» GIVEN INSTRUCTION: Look through the data below. Collect every line where the word "duration" occurs.

--------------------------------

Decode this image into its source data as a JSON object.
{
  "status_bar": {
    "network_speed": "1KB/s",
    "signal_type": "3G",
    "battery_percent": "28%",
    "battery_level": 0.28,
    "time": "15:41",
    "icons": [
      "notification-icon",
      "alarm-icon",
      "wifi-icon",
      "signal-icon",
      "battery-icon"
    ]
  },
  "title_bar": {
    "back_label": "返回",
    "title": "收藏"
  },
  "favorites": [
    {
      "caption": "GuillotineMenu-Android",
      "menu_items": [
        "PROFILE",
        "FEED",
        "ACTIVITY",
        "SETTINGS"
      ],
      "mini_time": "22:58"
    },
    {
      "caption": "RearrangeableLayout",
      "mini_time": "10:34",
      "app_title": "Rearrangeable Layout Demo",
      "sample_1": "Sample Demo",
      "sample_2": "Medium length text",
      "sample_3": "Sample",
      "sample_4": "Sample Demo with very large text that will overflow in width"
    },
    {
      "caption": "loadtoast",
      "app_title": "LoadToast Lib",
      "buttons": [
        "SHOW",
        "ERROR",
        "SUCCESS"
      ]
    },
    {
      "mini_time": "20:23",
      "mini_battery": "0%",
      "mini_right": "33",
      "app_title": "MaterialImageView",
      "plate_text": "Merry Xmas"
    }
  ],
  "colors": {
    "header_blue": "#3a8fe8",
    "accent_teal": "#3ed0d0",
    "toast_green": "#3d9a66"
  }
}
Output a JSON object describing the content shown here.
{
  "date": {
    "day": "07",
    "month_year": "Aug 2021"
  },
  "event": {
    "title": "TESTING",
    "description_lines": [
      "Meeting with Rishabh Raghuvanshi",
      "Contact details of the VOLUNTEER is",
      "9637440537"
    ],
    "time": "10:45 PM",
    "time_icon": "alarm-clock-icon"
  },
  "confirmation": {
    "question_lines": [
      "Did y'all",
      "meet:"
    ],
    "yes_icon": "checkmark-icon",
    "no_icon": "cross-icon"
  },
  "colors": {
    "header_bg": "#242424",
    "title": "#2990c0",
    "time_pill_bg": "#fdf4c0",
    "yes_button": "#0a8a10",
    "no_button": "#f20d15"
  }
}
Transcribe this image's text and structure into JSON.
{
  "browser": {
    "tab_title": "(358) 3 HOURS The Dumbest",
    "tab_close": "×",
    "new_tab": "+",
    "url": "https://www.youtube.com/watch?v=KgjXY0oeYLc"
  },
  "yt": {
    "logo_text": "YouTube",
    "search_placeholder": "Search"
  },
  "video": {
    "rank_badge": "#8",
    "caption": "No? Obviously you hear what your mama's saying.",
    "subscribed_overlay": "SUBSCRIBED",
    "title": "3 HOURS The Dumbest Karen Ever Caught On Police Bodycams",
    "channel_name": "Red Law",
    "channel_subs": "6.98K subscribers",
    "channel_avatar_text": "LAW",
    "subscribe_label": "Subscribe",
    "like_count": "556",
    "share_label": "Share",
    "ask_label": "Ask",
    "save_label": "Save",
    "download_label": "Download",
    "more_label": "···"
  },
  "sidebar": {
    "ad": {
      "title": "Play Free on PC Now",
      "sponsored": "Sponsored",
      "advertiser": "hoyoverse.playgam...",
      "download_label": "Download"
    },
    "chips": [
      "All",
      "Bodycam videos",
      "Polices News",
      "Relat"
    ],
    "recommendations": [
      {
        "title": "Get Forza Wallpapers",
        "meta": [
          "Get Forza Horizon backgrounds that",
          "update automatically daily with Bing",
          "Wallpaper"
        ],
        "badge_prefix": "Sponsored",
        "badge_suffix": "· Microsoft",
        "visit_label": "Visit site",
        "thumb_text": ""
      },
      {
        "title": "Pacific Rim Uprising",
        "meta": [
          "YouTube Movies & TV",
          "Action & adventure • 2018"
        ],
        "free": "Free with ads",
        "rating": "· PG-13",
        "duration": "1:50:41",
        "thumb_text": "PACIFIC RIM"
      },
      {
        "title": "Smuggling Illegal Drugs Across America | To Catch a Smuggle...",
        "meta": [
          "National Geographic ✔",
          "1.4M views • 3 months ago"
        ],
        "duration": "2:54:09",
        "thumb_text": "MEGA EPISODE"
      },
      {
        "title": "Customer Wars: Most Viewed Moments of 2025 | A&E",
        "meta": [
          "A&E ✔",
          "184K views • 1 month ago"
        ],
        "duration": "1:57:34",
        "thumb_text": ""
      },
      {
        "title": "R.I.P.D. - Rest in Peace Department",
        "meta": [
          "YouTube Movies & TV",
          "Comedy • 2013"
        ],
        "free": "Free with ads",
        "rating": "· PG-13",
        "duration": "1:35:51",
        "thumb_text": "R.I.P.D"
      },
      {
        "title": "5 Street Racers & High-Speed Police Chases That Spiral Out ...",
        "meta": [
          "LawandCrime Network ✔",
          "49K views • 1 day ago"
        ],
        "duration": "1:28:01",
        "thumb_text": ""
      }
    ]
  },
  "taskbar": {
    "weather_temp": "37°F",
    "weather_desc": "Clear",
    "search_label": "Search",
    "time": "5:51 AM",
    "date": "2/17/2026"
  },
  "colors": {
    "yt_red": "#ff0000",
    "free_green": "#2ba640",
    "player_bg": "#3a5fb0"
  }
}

--------------------------------

» RESULT:
        "duration": "1:50:41",
        "duration": "2:54:09",
        "duration": "1:57:34",
        "duration": "1:35:51",
        "duration": "1:28:01",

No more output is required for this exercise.